◆ MATERIAL PROVIDED:
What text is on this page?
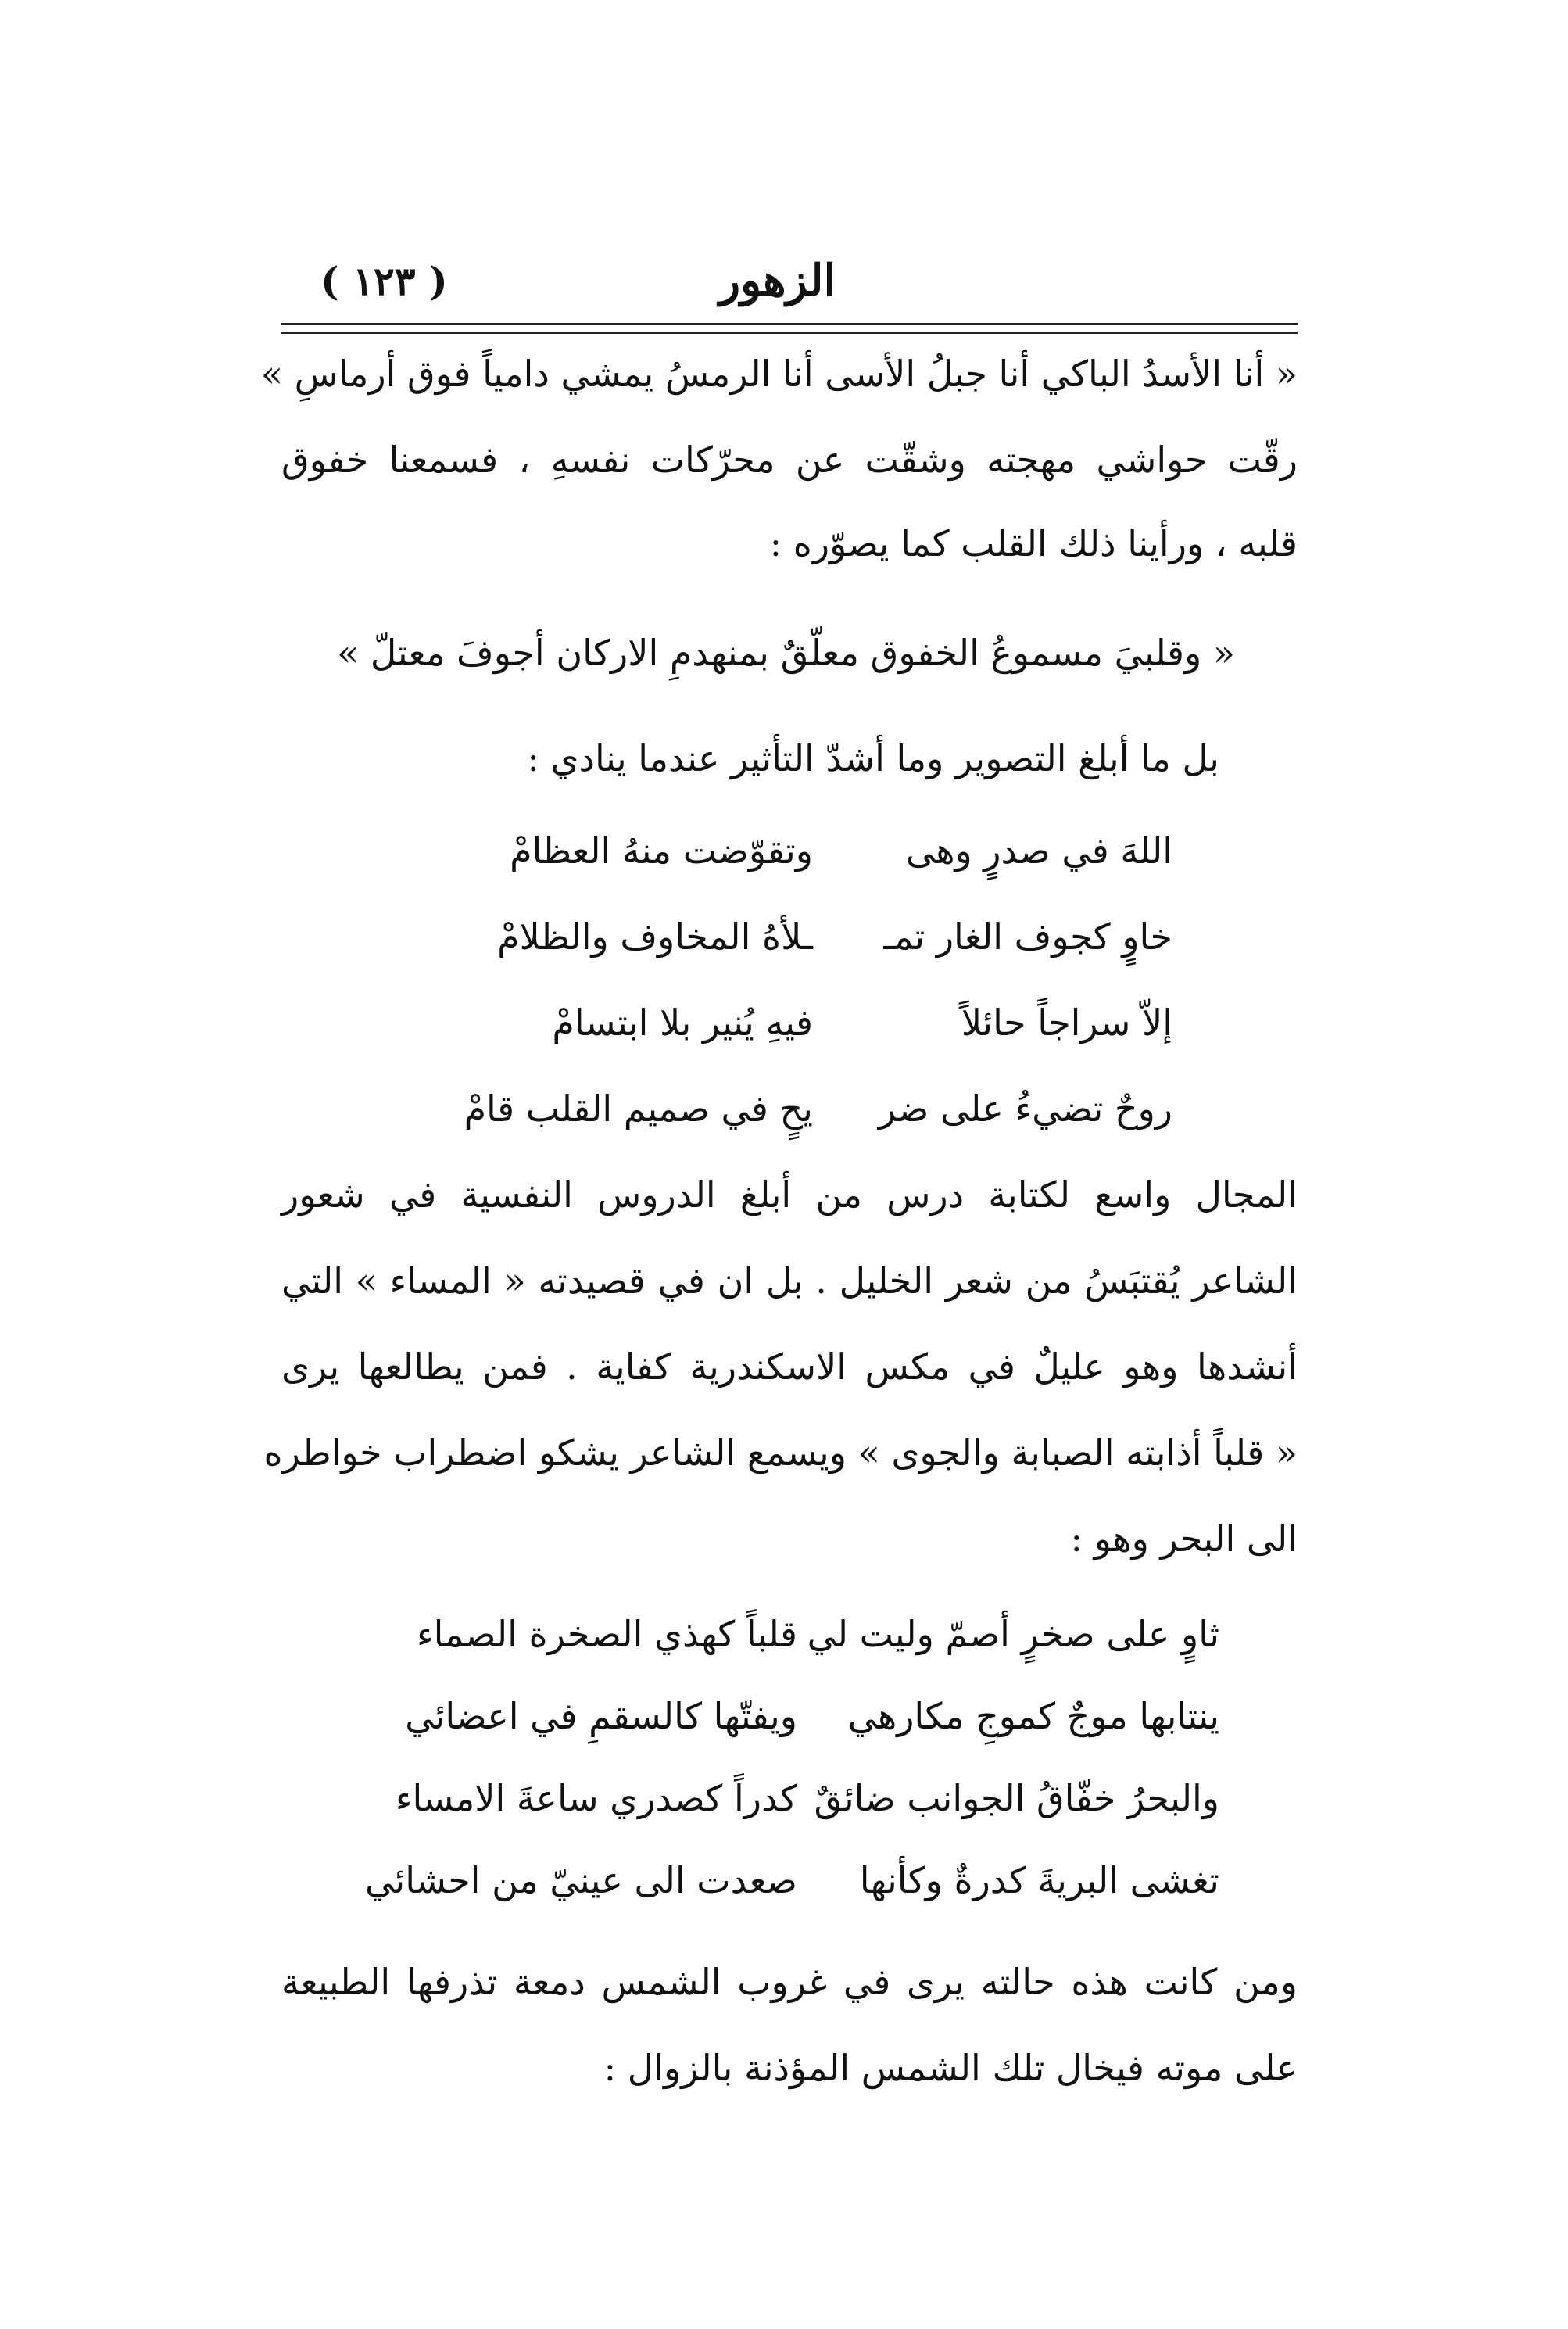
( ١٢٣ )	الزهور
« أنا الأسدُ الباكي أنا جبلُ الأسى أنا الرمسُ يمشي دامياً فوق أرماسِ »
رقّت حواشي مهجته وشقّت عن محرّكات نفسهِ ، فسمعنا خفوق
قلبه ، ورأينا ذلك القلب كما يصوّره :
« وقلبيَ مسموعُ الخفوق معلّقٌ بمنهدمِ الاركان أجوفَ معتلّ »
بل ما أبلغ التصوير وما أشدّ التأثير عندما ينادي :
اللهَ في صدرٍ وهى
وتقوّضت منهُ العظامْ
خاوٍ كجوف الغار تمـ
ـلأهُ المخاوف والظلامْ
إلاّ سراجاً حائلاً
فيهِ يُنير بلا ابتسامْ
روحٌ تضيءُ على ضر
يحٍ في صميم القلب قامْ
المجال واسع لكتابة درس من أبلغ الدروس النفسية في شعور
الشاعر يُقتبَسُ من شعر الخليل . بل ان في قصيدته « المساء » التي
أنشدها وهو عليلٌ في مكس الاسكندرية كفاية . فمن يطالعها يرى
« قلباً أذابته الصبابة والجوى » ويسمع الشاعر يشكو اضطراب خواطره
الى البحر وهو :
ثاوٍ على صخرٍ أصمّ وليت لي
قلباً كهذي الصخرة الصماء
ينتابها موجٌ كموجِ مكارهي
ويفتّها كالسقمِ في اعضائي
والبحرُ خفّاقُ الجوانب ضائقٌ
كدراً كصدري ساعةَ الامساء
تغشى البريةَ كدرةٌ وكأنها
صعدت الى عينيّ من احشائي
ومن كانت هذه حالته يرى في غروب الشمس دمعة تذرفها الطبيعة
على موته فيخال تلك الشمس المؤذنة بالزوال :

◆ SET PROBLEM:
Search the data above for lines holding "الشمس" and copy each of them.

◆ ANSWER TO THE TASK:
ومن كانت هذه حالته يرى في غروب الشمس دمعة تذرفها الطبيعة
على موته فيخال تلك الشمس المؤذنة بالزوال :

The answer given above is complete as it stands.